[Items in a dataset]
(begin)

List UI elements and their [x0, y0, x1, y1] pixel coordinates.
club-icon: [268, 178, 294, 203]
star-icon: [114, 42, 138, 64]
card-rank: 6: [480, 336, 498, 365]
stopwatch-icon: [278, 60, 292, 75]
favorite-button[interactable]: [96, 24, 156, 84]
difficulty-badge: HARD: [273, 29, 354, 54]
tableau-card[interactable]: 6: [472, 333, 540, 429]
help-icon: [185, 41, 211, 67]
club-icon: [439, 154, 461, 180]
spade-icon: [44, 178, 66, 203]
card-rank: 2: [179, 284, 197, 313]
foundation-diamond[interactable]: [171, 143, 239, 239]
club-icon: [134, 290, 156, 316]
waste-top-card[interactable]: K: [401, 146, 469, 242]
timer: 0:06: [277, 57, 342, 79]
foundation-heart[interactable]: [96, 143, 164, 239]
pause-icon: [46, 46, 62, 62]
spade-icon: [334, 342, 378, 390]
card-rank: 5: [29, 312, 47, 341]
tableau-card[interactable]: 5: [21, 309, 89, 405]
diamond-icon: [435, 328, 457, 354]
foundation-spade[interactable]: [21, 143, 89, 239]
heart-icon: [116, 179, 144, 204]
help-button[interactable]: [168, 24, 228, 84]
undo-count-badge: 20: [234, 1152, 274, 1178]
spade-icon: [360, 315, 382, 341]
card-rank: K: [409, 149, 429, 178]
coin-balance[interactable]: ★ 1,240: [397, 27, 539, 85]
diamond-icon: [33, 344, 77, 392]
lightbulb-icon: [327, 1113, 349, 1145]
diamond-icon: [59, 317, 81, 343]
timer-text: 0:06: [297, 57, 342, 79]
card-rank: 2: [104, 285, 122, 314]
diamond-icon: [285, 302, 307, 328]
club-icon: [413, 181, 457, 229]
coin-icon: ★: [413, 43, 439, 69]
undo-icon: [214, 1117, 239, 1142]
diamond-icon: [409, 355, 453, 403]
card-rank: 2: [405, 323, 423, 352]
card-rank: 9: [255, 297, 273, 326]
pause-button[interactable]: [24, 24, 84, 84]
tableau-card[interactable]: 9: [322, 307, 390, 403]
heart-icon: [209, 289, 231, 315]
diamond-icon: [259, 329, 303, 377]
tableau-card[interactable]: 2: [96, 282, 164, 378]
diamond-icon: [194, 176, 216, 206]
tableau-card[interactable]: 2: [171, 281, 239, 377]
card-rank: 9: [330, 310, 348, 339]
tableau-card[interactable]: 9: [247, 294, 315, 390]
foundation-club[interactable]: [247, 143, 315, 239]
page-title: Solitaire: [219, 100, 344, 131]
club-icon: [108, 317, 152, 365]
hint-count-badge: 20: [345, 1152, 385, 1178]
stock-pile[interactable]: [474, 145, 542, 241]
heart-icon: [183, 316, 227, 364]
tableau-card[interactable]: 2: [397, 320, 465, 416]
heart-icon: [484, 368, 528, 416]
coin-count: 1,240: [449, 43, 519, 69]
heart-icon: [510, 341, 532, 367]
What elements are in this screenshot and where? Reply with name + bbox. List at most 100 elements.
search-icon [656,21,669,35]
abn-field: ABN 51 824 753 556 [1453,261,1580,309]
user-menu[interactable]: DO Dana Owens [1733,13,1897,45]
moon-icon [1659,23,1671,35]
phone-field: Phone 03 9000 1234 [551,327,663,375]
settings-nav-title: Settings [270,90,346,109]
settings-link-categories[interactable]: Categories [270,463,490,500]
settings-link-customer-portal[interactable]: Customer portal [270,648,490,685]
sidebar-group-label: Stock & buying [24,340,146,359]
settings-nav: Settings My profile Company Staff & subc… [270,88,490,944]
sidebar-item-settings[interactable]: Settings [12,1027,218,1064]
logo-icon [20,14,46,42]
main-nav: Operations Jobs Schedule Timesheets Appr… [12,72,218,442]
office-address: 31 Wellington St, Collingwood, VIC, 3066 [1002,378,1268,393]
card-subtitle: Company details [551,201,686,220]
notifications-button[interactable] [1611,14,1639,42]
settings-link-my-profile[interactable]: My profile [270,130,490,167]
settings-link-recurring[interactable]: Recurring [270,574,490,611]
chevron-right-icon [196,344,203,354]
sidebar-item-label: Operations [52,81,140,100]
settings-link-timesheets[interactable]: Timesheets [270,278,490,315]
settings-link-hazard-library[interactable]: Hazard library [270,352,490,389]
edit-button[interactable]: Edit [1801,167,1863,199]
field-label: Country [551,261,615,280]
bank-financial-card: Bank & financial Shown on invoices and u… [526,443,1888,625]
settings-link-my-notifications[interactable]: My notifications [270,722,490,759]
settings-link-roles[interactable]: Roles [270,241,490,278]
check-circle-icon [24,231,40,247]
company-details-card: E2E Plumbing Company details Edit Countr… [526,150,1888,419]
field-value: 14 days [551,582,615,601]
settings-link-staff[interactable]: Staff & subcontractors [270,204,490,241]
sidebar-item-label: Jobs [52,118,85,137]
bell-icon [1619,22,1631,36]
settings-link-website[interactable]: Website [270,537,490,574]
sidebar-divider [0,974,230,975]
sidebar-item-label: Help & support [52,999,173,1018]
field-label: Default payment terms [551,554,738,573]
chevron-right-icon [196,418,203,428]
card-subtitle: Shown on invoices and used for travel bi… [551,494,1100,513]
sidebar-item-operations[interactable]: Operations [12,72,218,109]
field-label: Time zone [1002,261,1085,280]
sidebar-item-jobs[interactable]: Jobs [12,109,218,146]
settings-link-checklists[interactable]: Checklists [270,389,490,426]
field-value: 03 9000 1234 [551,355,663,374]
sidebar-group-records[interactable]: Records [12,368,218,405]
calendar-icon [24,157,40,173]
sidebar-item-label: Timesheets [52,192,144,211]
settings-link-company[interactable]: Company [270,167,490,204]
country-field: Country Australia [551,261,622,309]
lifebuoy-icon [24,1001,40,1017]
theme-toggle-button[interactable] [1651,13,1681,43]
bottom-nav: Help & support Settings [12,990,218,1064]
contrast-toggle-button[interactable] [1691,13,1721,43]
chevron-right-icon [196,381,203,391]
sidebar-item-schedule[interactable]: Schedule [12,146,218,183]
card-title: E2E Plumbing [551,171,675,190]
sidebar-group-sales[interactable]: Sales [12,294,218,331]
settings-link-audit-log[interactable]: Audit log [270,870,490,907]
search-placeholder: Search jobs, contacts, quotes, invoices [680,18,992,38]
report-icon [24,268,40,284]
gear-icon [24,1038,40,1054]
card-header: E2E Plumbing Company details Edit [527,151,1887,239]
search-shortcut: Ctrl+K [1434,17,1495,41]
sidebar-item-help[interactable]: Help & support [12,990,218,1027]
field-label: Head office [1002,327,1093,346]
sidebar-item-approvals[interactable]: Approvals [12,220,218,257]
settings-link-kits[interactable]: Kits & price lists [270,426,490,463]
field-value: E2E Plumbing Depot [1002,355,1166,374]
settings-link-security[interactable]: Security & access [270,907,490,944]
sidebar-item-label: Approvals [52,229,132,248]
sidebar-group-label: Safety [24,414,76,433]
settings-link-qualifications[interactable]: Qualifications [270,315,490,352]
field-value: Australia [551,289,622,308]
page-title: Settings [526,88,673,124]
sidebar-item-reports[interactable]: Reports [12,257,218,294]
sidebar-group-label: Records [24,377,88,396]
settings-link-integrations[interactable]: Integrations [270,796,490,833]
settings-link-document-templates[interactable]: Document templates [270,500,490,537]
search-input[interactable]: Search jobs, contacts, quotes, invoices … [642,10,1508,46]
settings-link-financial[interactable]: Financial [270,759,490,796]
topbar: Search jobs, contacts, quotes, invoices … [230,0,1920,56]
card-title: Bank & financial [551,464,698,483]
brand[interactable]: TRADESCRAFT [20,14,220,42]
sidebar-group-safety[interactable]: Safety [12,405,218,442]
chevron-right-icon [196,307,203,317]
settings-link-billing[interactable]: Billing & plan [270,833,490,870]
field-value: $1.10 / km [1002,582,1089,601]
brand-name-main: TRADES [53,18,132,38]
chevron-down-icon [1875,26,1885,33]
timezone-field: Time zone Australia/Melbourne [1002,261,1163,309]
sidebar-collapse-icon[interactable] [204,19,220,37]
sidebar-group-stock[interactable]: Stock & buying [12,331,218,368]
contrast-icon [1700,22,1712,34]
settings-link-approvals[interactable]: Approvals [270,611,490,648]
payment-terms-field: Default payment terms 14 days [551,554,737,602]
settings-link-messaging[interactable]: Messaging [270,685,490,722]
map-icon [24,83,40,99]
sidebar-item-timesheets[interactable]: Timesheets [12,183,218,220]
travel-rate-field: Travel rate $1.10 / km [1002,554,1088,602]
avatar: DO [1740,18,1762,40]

(end)

Copy out every line of the items, from the first one down to the line containing "help-icon: [185, 41, 211, 67]", keeping each line unchanged.

▶ Reply
List UI elements and their [x0, y0, x1, y1] pixel coordinates.
club-icon: [268, 178, 294, 203]
star-icon: [114, 42, 138, 64]
card-rank: 6: [480, 336, 498, 365]
stopwatch-icon: [278, 60, 292, 75]
favorite-button[interactable]: [96, 24, 156, 84]
difficulty-badge: HARD: [273, 29, 354, 54]
tableau-card[interactable]: 6: [472, 333, 540, 429]
help-icon: [185, 41, 211, 67]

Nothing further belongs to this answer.